» WHAT YOU NEED TO DO: Copy out the listing that follows, exactly, without its pictures.

[START RECORDS PROVIDED]

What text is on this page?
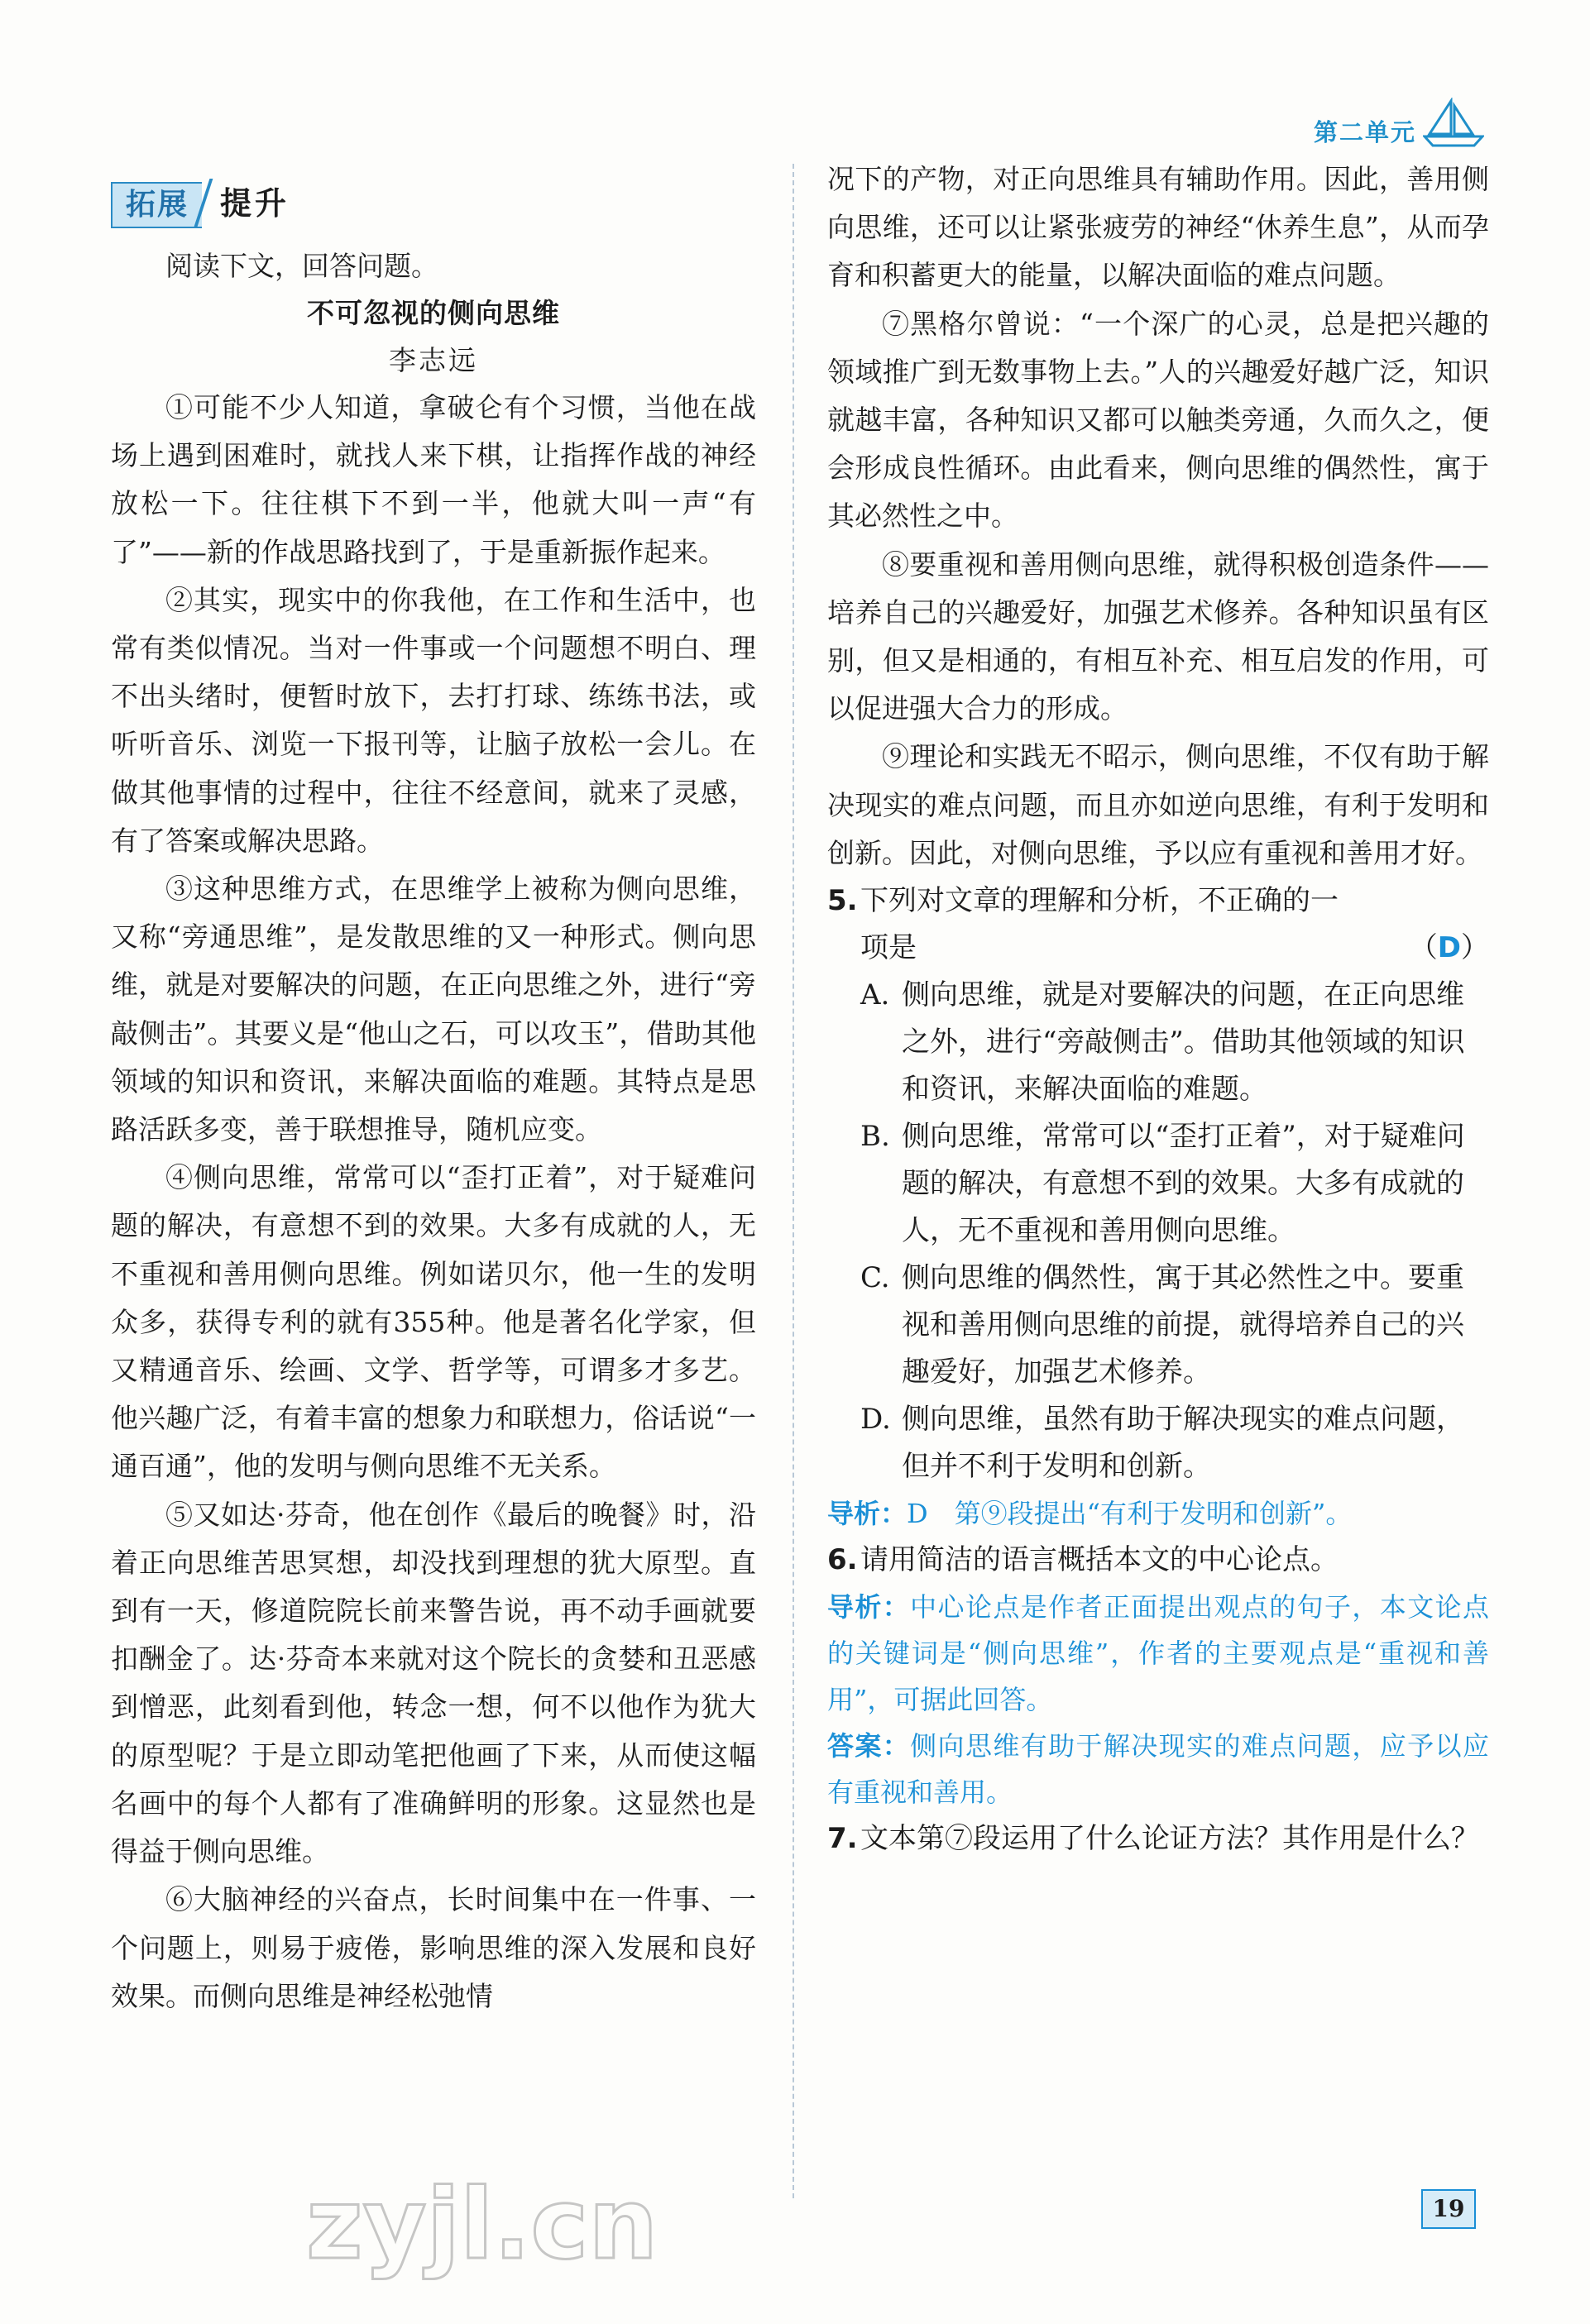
第二单元
拓展	提升

阅读下文，回答问题。

不可忽视的侧向思维

李志远

①可能不少人知道，拿破仑有个习惯，当他在战场上遇到困难时，就找人来下棋，让指挥作战的神经放松一下。往往棋下不到一半，他就大叫一声“有了”——新的作战思路找到了，于是重新振作起来。

②其实，现实中的你我他，在工作和生活中，也常有类似情况。当对一件事或一个问题想不明白、理不出头绪时，便暂时放下，去打打球、练练书法，或听听音乐、浏览一下报刊等，让脑子放松一会儿。在做其他事情的过程中，往往不经意间，就来了灵感，有了答案或解决思路。

③这种思维方式，在思维学上被称为侧向思维，又称“旁通思维”，是发散思维的又一种形式。侧向思维，就是对要解决的问题，在正向思维之外，进行“旁敲侧击”。其要义是“他山之石，可以攻玉”，借助其他领域的知识和资讯，来解决面临的难题。其特点是思路活跃多变，善于联想推导，随机应变。

④侧向思维，常常可以“歪打正着”，对于疑难问题的解决，有意想不到的效果。大多有成就的人，无不重视和善用侧向思维。例如诺贝尔，他一生的发明众多，获得专利的就有355种。他是著名化学家，但又精通音乐、绘画、文学、哲学等，可谓多才多艺。他兴趣广泛，有着丰富的想象力和联想力，俗话说“一通百通”，他的发明与侧向思维不无关系。

⑤又如达·芬奇，他在创作《最后的晚餐》时，沿着正向思维苦思冥想，却没找到理想的犹大原型。直到有一天，修道院院长前来警告说，再不动手画就要扣酬金了。达·芬奇本来就对这个院长的贪婪和丑恶感到憎恶，此刻看到他，转念一想，何不以他作为犹大的原型呢？于是立即动笔把他画了下来，从而使这幅名画中的每个人都有了准确鲜明的形象。这显然也是得益于侧向思维。

⑥大脑神经的兴奋点，长时间集中在一件事、一个问题上，则易于疲倦，影响思维的深入发展和良好效果。而侧向思维是神经松弛情

况下的产物，对正向思维具有辅助作用。因此，善用侧向思维，还可以让紧张疲劳的神经“休养生息”，从而孕育和积蓄更大的能量，以解决面临的难点问题。

⑦黑格尔曾说：“一个深广的心灵，总是把兴趣的领域推广到无数事物上去。”人的兴趣爱好越广泛，知识就越丰富，各种知识又都可以触类旁通，久而久之，便会形成良性循环。由此看来，侧向思维的偶然性，寓于其必然性之中。

⑧要重视和善用侧向思维，就得积极创造条件——培养自己的兴趣爱好，加强艺术修养。各种知识虽有区别，但又是相通的，有相互补充、相互启发的作用，可以促进强大合力的形成。

⑨理论和实践无不昭示，侧向思维，不仅有助于解决现实的难点问题，而且亦如逆向思维，有利于发明和创新。因此，对侧向思维，予以应有重视和善用才好。

5. 下列对文章的理解和分析，不正确的一

项是	（D）

A. 侧向思维，就是对要解决的问题，在正向思维之外，进行“旁敲侧击”。借助其他领域的知识和资讯，来解决面临的难题。

B. 侧向思维，常常可以“歪打正着”，对于疑难问题的解决，有意想不到的效果。大多有成就的人，无不重视和善用侧向思维。

C. 侧向思维的偶然性，寓于其必然性之中。要重视和善用侧向思维的前提，就得培养自己的兴趣爱好，加强艺术修养。

D. 侧向思维，虽然有助于解决现实的难点问题，但并不利于发明和创新。

导析：D　第⑨段提出“有利于发明和创新”。

6. 请用简洁的语言概括本文的中心论点。

导析：中心论点是作者正面提出观点的句子，本文论点的关键词是“侧向思维”，作者的主要观点是“重视和善用”，可据此回答。

答案：侧向思维有助于解决现实的难点问题，应予以应有重视和善用。

7. 文本第⑦段运用了什么论证方法？其作用是什么？

zyjl.cn	19
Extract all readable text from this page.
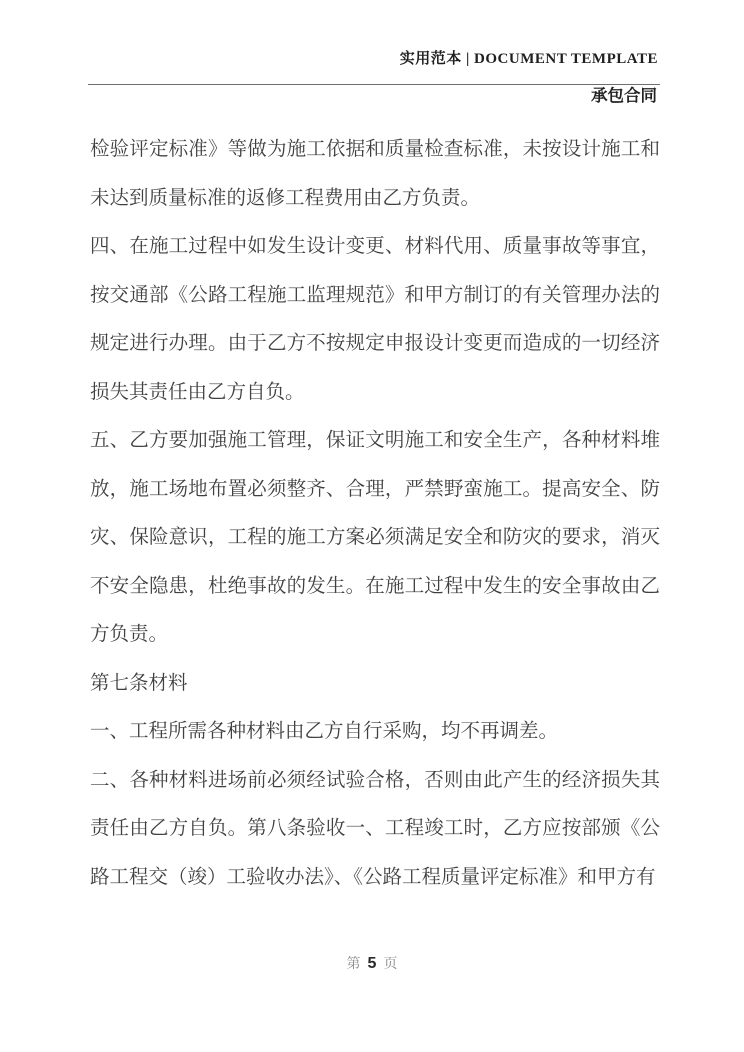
实用范本 | DOCUMENT TEMPLATE
承包合同

检验评定标准》等做为施工依据和质量检查标准，未按设计施工和未达到质量标准的返修工程费用由乙方负责。

四、在施工过程中如发生设计变更、材料代用、质量事故等事宜，按交通部《公路工程施工监理规范》和甲方制订的有关管理办法的规定进行办理。由于乙方不按规定申报设计变更而造成的一切经济损失其责任由乙方自负。

五、乙方要加强施工管理，保证文明施工和安全生产，各种材料堆放，施工场地布置必须整齐、合理，严禁野蛮施工。提高安全、防灾、保险意识，工程的施工方案必须满足安全和防灾的要求，消灭不安全隐患，杜绝事故的发生。在施工过程中发生的安全事故由乙方负责。

第七条材料

一、工程所需各种材料由乙方自行采购，均不再调差。

二、各种材料进场前必须经试验合格，否则由此产生的经济损失其责任由乙方自负。第八条验收一、工程竣工时，乙方应按部颁《公路工程交（竣）工验收办法》、《公路工程质量评定标准》和甲方有

第 5 页
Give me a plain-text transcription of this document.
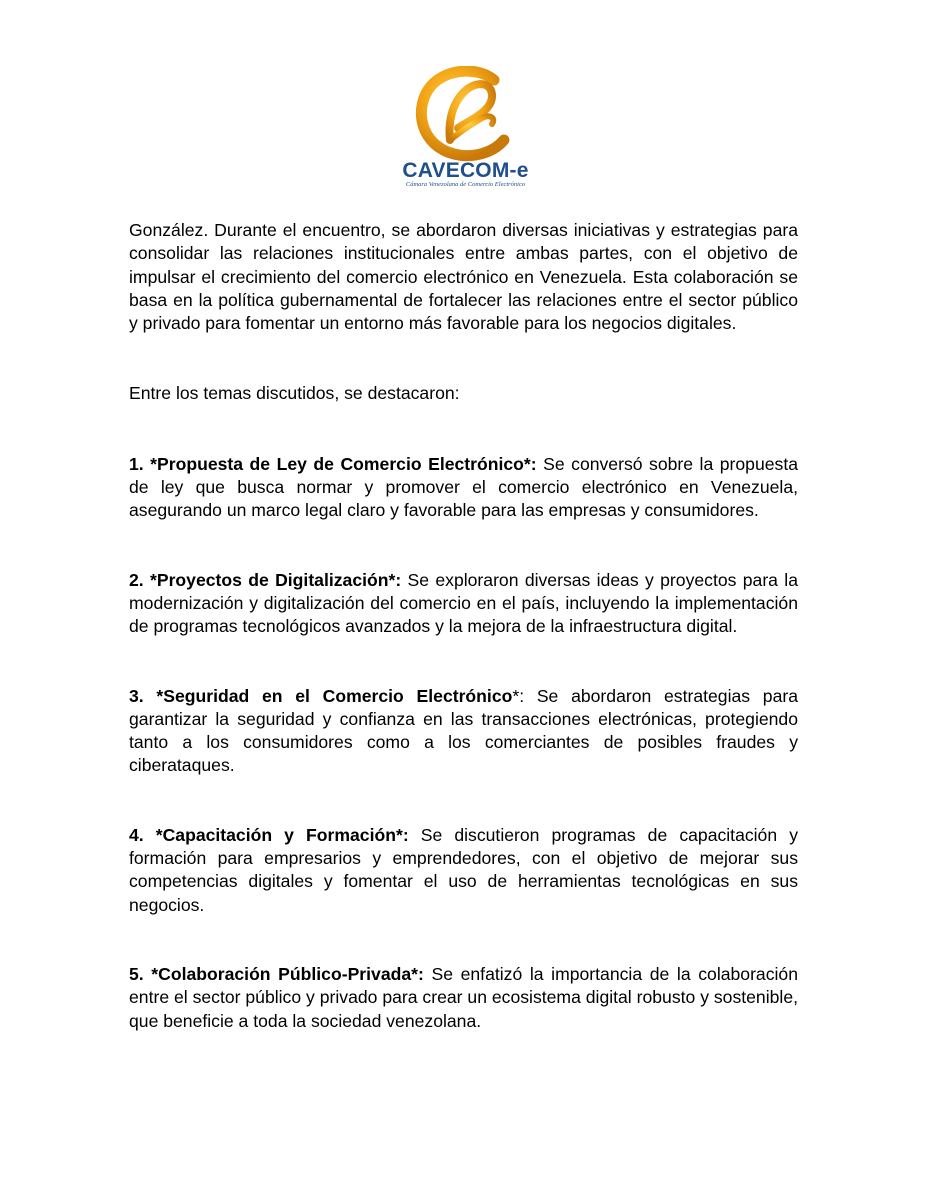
CAVECOM-e
Cámara Venezolana de Comercio Electrónico

González. Durante el encuentro, se abordaron diversas iniciativas y estrategias para consolidar las relaciones institucionales entre ambas partes, con el objetivo de impulsar el crecimiento del comercio electrónico en Venezuela. Esta colaboración se basa en la política gubernamental de fortalecer las relaciones entre el sector público y privado para fomentar un entorno más favorable para los negocios digitales.

Entre los temas discutidos, se destacaron:

1. *Propuesta de Ley de Comercio Electrónico*: Se conversó sobre la propuesta de ley que busca normar y promover el comercio electrónico en Venezuela, asegurando un marco legal claro y favorable para las empresas y consumidores.

2. *Proyectos de Digitalización*: Se exploraron diversas ideas y proyectos para la modernización y digitalización del comercio en el país, incluyendo la implementación de programas tecnológicos avanzados y la mejora de la infraestructura digital.

3. *Seguridad en el Comercio Electrónico*: Se abordaron estrategias para garantizar la seguridad y confianza en las transacciones electrónicas, protegiendo tanto a los consumidores como a los comerciantes de posibles fraudes y ciberataques.

4. *Capacitación y Formación*: Se discutieron programas de capacitación y formación para empresarios y emprendedores, con el objetivo de mejorar sus competencias digitales y fomentar el uso de herramientas tecnológicas en sus negocios.

5. *Colaboración Público-Privada*: Se enfatizó la importancia de la colaboración entre el sector público y privado para crear un ecosistema digital robusto y sostenible, que beneficie a toda la sociedad venezolana.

[END RECORDS PROVIDED]

» SOLUTION TO THIS EXERCISE:
What text is on this page?
第二单元
拓展	提升

阅读下文，回答问题。

不可忽视的侧向思维

李志远

①可能不少人知道，拿破仑有个习惯，当他在战场上遇到困难时，就找人来下棋，让指挥作战的神经放松一下。往往棋下不到一半，他就大叫一声“有了”——新的作战思路找到了，于是重新振作起来。

②其实，现实中的你我他，在工作和生活中，也常有类似情况。当对一件事或一个问题想不明白、理不出头绪时，便暂时放下，去打打球、练练书法，或听听音乐、浏览一下报刊等，让脑子放松一会儿。在做其他事情的过程中，往往不经意间，就来了灵感，有了答案或解决思路。

③这种思维方式，在思维学上被称为侧向思维，又称“旁通思维”，是发散思维的又一种形式。侧向思维，就是对要解决的问题，在正向思维之外，进行“旁敲侧击”。其要义是“他山之石，可以攻玉”，借助其他领域的知识和资讯，来解决面临的难题。其特点是思路活跃多变，善于联想推导，随机应变。

④侧向思维，常常可以“歪打正着”，对于疑难问题的解决，有意想不到的效果。大多有成就的人，无不重视和善用侧向思维。例如诺贝尔，他一生的发明众多，获得专利的就有355种。他是著名化学家，但又精通音乐、绘画、文学、哲学等，可谓多才多艺。他兴趣广泛，有着丰富的想象力和联想力，俗话说“一通百通”，他的发明与侧向思维不无关系。

⑤又如达·芬奇，他在创作《最后的晚餐》时，沿着正向思维苦思冥想，却没找到理想的犹大原型。直到有一天，修道院院长前来警告说，再不动手画就要扣酬金了。达·芬奇本来就对这个院长的贪婪和丑恶感到憎恶，此刻看到他，转念一想，何不以他作为犹大的原型呢？于是立即动笔把他画了下来，从而使这幅名画中的每个人都有了准确鲜明的形象。这显然也是得益于侧向思维。

⑥大脑神经的兴奋点，长时间集中在一件事、一个问题上，则易于疲倦，影响思维的深入发展和良好效果。而侧向思维是神经松弛情

况下的产物，对正向思维具有辅助作用。因此，善用侧向思维，还可以让紧张疲劳的神经“休养生息”，从而孕育和积蓄更大的能量，以解决面临的难点问题。

⑦黑格尔曾说：“一个深广的心灵，总是把兴趣的领域推广到无数事物上去。”人的兴趣爱好越广泛，知识就越丰富，各种知识又都可以触类旁通，久而久之，便会形成良性循环。由此看来，侧向思维的偶然性，寓于其必然性之中。

⑧要重视和善用侧向思维，就得积极创造条件——培养自己的兴趣爱好，加强艺术修养。各种知识虽有区别，但又是相通的，有相互补充、相互启发的作用，可以促进强大合力的形成。

⑨理论和实践无不昭示，侧向思维，不仅有助于解决现实的难点问题，而且亦如逆向思维，有利于发明和创新。因此，对侧向思维，予以应有重视和善用才好。

5. 下列对文章的理解和分析，不正确的一

项是	（D）

A. 侧向思维，就是对要解决的问题，在正向思维之外，进行“旁敲侧击”。借助其他领域的知识和资讯，来解决面临的难题。

B. 侧向思维，常常可以“歪打正着”，对于疑难问题的解决，有意想不到的效果。大多有成就的人，无不重视和善用侧向思维。

C. 侧向思维的偶然性，寓于其必然性之中。要重视和善用侧向思维的前提，就得培养自己的兴趣爱好，加强艺术修养。

D. 侧向思维，虽然有助于解决现实的难点问题，但并不利于发明和创新。

导析：D　第⑨段提出“有利于发明和创新”。

6. 请用简洁的语言概括本文的中心论点。

导析：中心论点是作者正面提出观点的句子，本文论点的关键词是“侧向思维”，作者的主要观点是“重视和善用”，可据此回答。

答案：侧向思维有助于解决现实的难点问题，应予以应有重视和善用。

7. 文本第⑦段运用了什么论证方法？其作用是什么？

zyjl.cn	19
Extract all readable text from this page.
实用范本 | DOCUMENT TEMPLATE
承包合同

检验评定标准》等做为施工依据和质量检查标准，未按设计施工和未达到质量标准的返修工程费用由乙方负责。

四、在施工过程中如发生设计变更、材料代用、质量事故等事宜，按交通部《公路工程施工监理规范》和甲方制订的有关管理办法的规定进行办理。由于乙方不按规定申报设计变更而造成的一切经济损失其责任由乙方自负。

五、乙方要加强施工管理，保证文明施工和安全生产，各种材料堆放，施工场地布置必须整齐、合理，严禁野蛮施工。提高安全、防灾、保险意识，工程的施工方案必须满足安全和防灾的要求，消灭不安全隐患，杜绝事故的发生。在施工过程中发生的安全事故由乙方负责。

第七条材料

一、工程所需各种材料由乙方自行采购，均不再调差。

二、各种材料进场前必须经试验合格，否则由此产生的经济损失其责任由乙方自负。第八条验收一、工程竣工时，乙方应按部颁《公路工程交（竣）工验收办法》、《公路工程质量评定标准》和甲方有

第 5 页
Give me a plain-text transcription of this document.
CAVECOM-e
Cámara Venezolana de Comercio Electrónico

González. Durante el encuentro, se abordaron diversas iniciativas y estrategias para consolidar las relaciones institucionales entre ambas partes, con el objetivo de impulsar el crecimiento del comercio electrónico en Venezuela. Esta colaboración se basa en la política gubernamental de fortalecer las relaciones entre el sector público y privado para fomentar un entorno más favorable para los negocios digitales.

Entre los temas discutidos, se destacaron:

1. *Propuesta de Ley de Comercio Electrónico*: Se conversó sobre la propuesta de ley que busca normar y promover el comercio electrónico en Venezuela, asegurando un marco legal claro y favorable para las empresas y consumidores.

2. *Proyectos de Digitalización*: Se exploraron diversas ideas y proyectos para la modernización y digitalización del comercio en el país, incluyendo la implementación de programas tecnológicos avanzados y la mejora de la infraestructura digital.

3. *Seguridad en el Comercio Electrónico*: Se abordaron estrategias para garantizar la seguridad y confianza en las transacciones electrónicas, protegiendo tanto a los consumidores como a los comerciantes de posibles fraudes y ciberataques.

4. *Capacitación y Formación*: Se discutieron programas de capacitación y formación para empresarios y emprendedores, con el objetivo de mejorar sus competencias digitales y fomentar el uso de herramientas tecnológicas en sus negocios.

5. *Colaboración Público-Privada*: Se enfatizó la importancia de la colaboración entre el sector público y privado para crear un ecosistema digital robusto y sostenible, que beneficie a toda la sociedad venezolana.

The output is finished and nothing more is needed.